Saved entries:
★ ★ ★ ★ ★ ★ ★

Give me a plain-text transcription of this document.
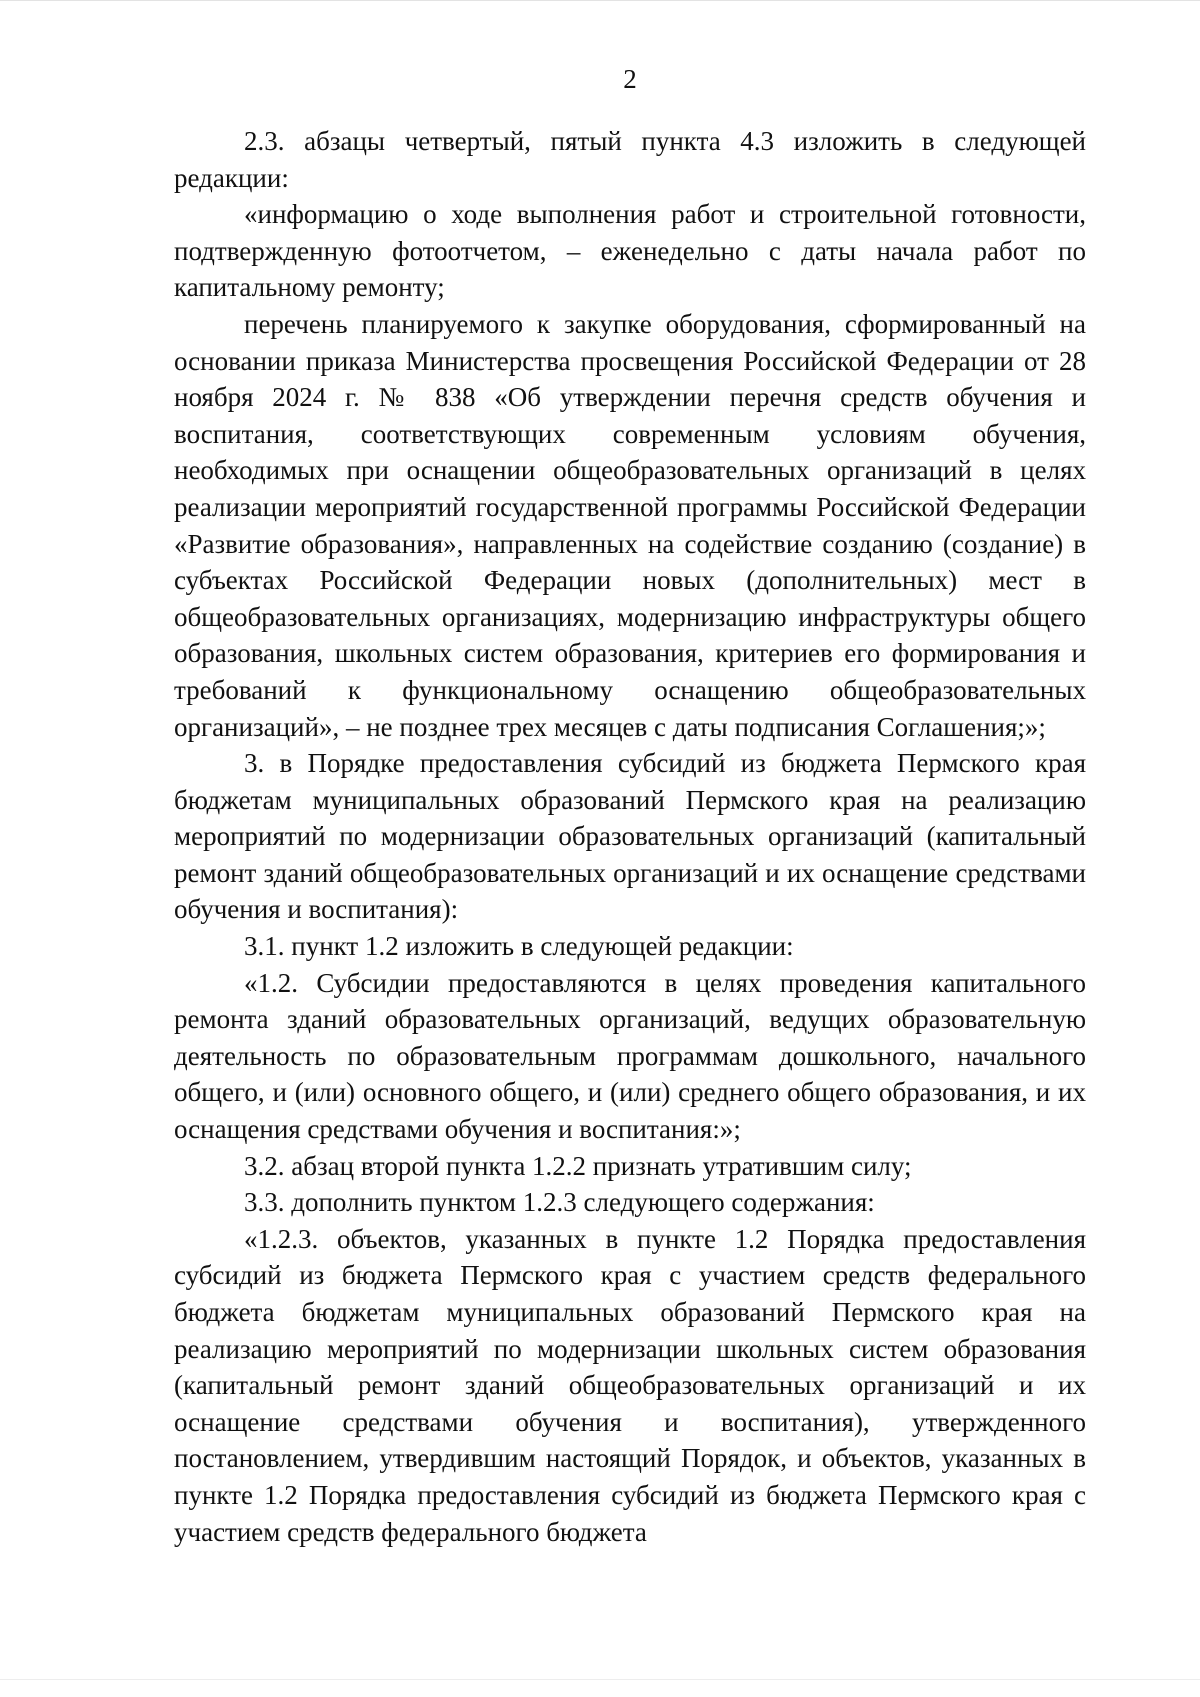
2

2.3. абзацы четвертый, пятый пункта 4.3 изложить в следующей редакции:

«информацию о ходе выполнения работ и строительной готовности, подтвержденную фотоотчетом, – еженедельно с даты начала работ по капитальному ремонту;

перечень планируемого к закупке оборудования, сформированный на основании приказа Министерства просвещения Российской Федерации от 28 ноября 2024 г. № 838 «Об утверждении перечня средств обучения и воспитания, соответствующих современным условиям обучения, необходимых при оснащении общеобразовательных организаций в целях реализации мероприятий государственной программы Российской Федерации «Развитие образования», направленных на содействие созданию (создание) в субъектах Российской Федерации новых (дополнительных) мест в общеобразовательных организациях, модернизацию инфраструктуры общего образования, школьных систем образования, критериев его формирования и требований к функциональному оснащению общеобразовательных организаций», – не позднее трех месяцев с даты подписания Соглашения;»;

3. в Порядке предоставления субсидий из бюджета Пермского края бюджетам муниципальных образований Пермского края на реализацию мероприятий по модернизации образовательных организаций (капитальный ремонт зданий общеобразовательных организаций и их оснащение средствами обучения и воспитания):

3.1. пункт 1.2 изложить в следующей редакции:

«1.2. Субсидии предоставляются в целях проведения капитального ремонта зданий образовательных организаций, ведущих образовательную деятельность по образовательным программам дошкольного, начального общего, и (или) основного общего, и (или) среднего общего образования, и их оснащения средствами обучения и воспитания:»;

3.2. абзац второй пункта 1.2.2 признать утратившим силу;

3.3. дополнить пунктом 1.2.3 следующего содержания:

«1.2.3. объектов, указанных в пункте 1.2 Порядка предоставления субсидий из бюджета Пермского края с участием средств федерального бюджета бюджетам муниципальных образований Пермского края на реализацию мероприятий по модернизации школьных систем образования (капитальный ремонт зданий общеобразовательных организаций и их оснащение средствами обучения и воспитания), утвержденного постановлением, утвердившим настоящий Порядок, и объектов, указанных в пункте 1.2 Порядка предоставления субсидий из бюджета Пермского края с участием средств федерального бюджета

★ ★ ★ ★ ★ ★ ★

• Directions for this task
Would you return the data exactly as written, without the pictures?

• Correct response
Give me a plain-text transcription of this document.
2

2.3. абзацы четвертый, пятый пункта 4.3 изложить в следующей редакции:

«информацию о ходе выполнения работ и строительной готовности, подтвержденную фотоотчетом, – еженедельно с даты начала работ по капитальному ремонту;

перечень планируемого к закупке оборудования, сформированный на основании приказа Министерства просвещения Российской Федерации от 28 ноября 2024 г. № 838 «Об утверждении перечня средств обучения и воспитания, соответствующих современным условиям обучения, необходимых при оснащении общеобразовательных организаций в целях реализации мероприятий государственной программы Российской Федерации «Развитие образования», направленных на содействие созданию (создание) в субъектах Российской Федерации новых (дополнительных) мест в общеобразовательных организациях, модернизацию инфраструктуры общего образования, школьных систем образования, критериев его формирования и требований к функциональному оснащению общеобразовательных организаций», – не позднее трех месяцев с даты подписания Соглашения;»;

3. в Порядке предоставления субсидий из бюджета Пермского края бюджетам муниципальных образований Пермского края на реализацию мероприятий по модернизации образовательных организаций (капитальный ремонт зданий общеобразовательных организаций и их оснащение средствами обучения и воспитания):

3.1. пункт 1.2 изложить в следующей редакции:

«1.2. Субсидии предоставляются в целях проведения капитального ремонта зданий образовательных организаций, ведущих образовательную деятельность по образовательным программам дошкольного, начального общего, и (или) основного общего, и (или) среднего общего образования, и их оснащения средствами обучения и воспитания:»;

3.2. абзац второй пункта 1.2.2 признать утратившим силу;

3.3. дополнить пунктом 1.2.3 следующего содержания:

«1.2.3. объектов, указанных в пункте 1.2 Порядка предоставления субсидий из бюджета Пермского края с участием средств федерального бюджета бюджетам муниципальных образований Пермского края на реализацию мероприятий по модернизации школьных систем образования (капитальный ремонт зданий общеобразовательных организаций и их оснащение средствами обучения и воспитания), утвержденного постановлением, утвердившим настоящий Порядок, и объектов, указанных в пункте 1.2 Порядка предоставления субсидий из бюджета Пермского края с участием средств федерального бюджета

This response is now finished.